▸ TASK OBJECTIVE
Exclude the pictures, then copy all remaining records exactly.

▸ RECORD LIST
## Start
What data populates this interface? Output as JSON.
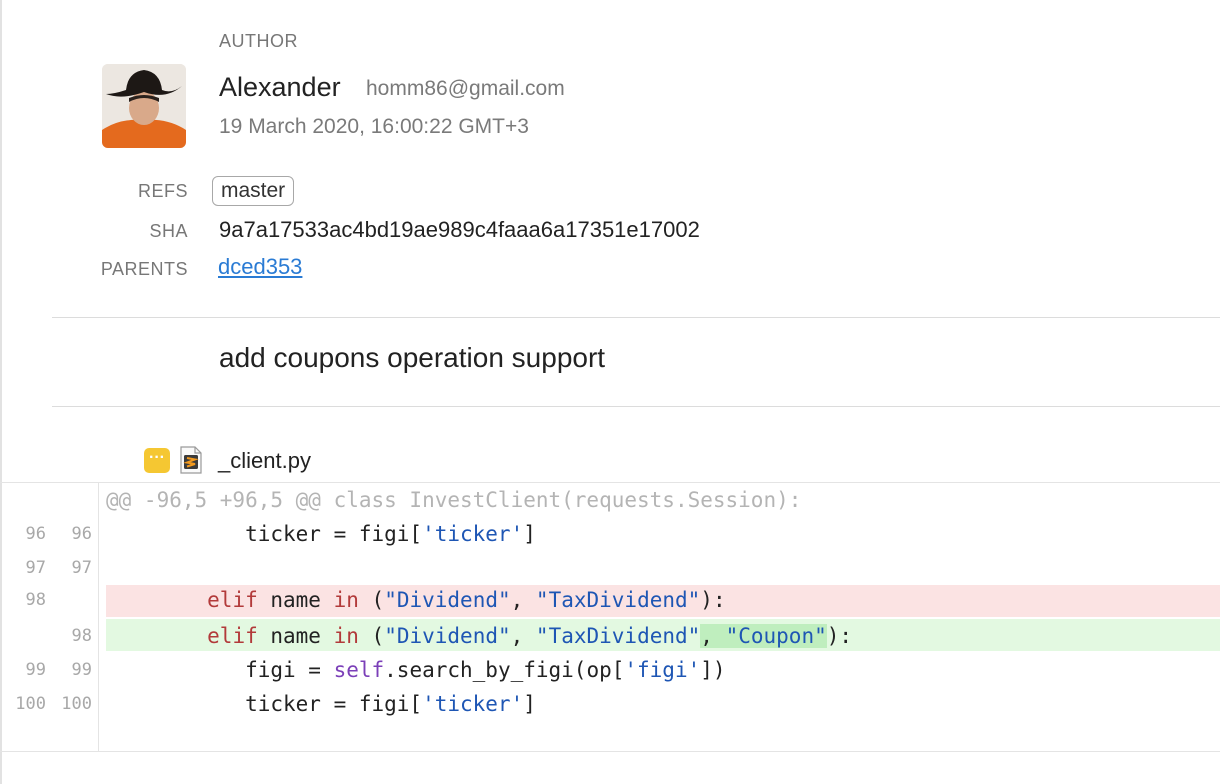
{
  "author": {
    "section_label": "AUTHOR",
    "name": "Alexander",
    "email": "homm86@gmail.com",
    "date": "19 March 2020, 16:00:22 GMT+3"
  },
  "meta": {
    "refs_label": "REFS",
    "ref": "master",
    "sha_label": "SHA",
    "sha": "9a7a17533ac4bd19ae989c4faaa6a17351e17002",
    "parents_label": "PARENTS",
    "parent": "dced353"
  },
  "commit": {
    "message": "add coupons operation support"
  },
  "file": {
    "menu_glyph": "···",
    "name": "_client.py",
    "icon": "sublime-file-icon"
  },
  "diff": {
    "hunk_header": "@@ -96,5 +96,5 @@ class InvestClient(requests.Session):",
    "lines": [
      {
        "old": "96",
        "new": "96",
        "type": "context"
      },
      {
        "old": "97",
        "new": "97",
        "type": "context"
      },
      {
        "old": "98",
        "new": "",
        "type": "removed"
      },
      {
        "old": "",
        "new": "98",
        "type": "added"
      },
      {
        "old": "99",
        "new": "99",
        "type": "context"
      },
      {
        "old": "100",
        "new": "100",
        "type": "context"
      }
    ]
  },
  "colors": {
    "link": "#2a7bd4",
    "removed_bg": "#fbe3e3",
    "added_bg": "#e3f9e1",
    "added_word_bg": "#bfeebe",
    "keyword": "#b23a3a",
    "string": "#1e56b4",
    "self": "#7b3fb8",
    "file_menu": "#f5c732"
  }
}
## End
▸ WRITTEN ANSWER
What data populates this interface? Output as JSON.
{
  "author": {
    "section_label": "AUTHOR",
    "name": "Alexander",
    "email": "homm86@gmail.com",
    "date": "19 March 2020, 16:00:22 GMT+3"
  },
  "meta": {
    "refs_label": "REFS",
    "ref": "master",
    "sha_label": "SHA",
    "sha": "9a7a17533ac4bd19ae989c4faaa6a17351e17002",
    "parents_label": "PARENTS",
    "parent": "dced353"
  },
  "commit": {
    "message": "add coupons operation support"
  },
  "file": {
    "menu_glyph": "···",
    "name": "_client.py",
    "icon": "sublime-file-icon"
  },
  "diff": {
    "hunk_header": "@@ -96,5 +96,5 @@ class InvestClient(requests.Session):",
    "lines": [
      {
        "old": "96",
        "new": "96",
        "type": "context"
      },
      {
        "old": "97",
        "new": "97",
        "type": "context"
      },
      {
        "old": "98",
        "new": "",
        "type": "removed"
      },
      {
        "old": "",
        "new": "98",
        "type": "added"
      },
      {
        "old": "99",
        "new": "99",
        "type": "context"
      },
      {
        "old": "100",
        "new": "100",
        "type": "context"
      }
    ]
  },
  "colors": {
    "link": "#2a7bd4",
    "removed_bg": "#fbe3e3",
    "added_bg": "#e3f9e1",
    "added_word_bg": "#bfeebe",
    "keyword": "#b23a3a",
    "string": "#1e56b4",
    "self": "#7b3fb8",
    "file_menu": "#f5c732"
  }
}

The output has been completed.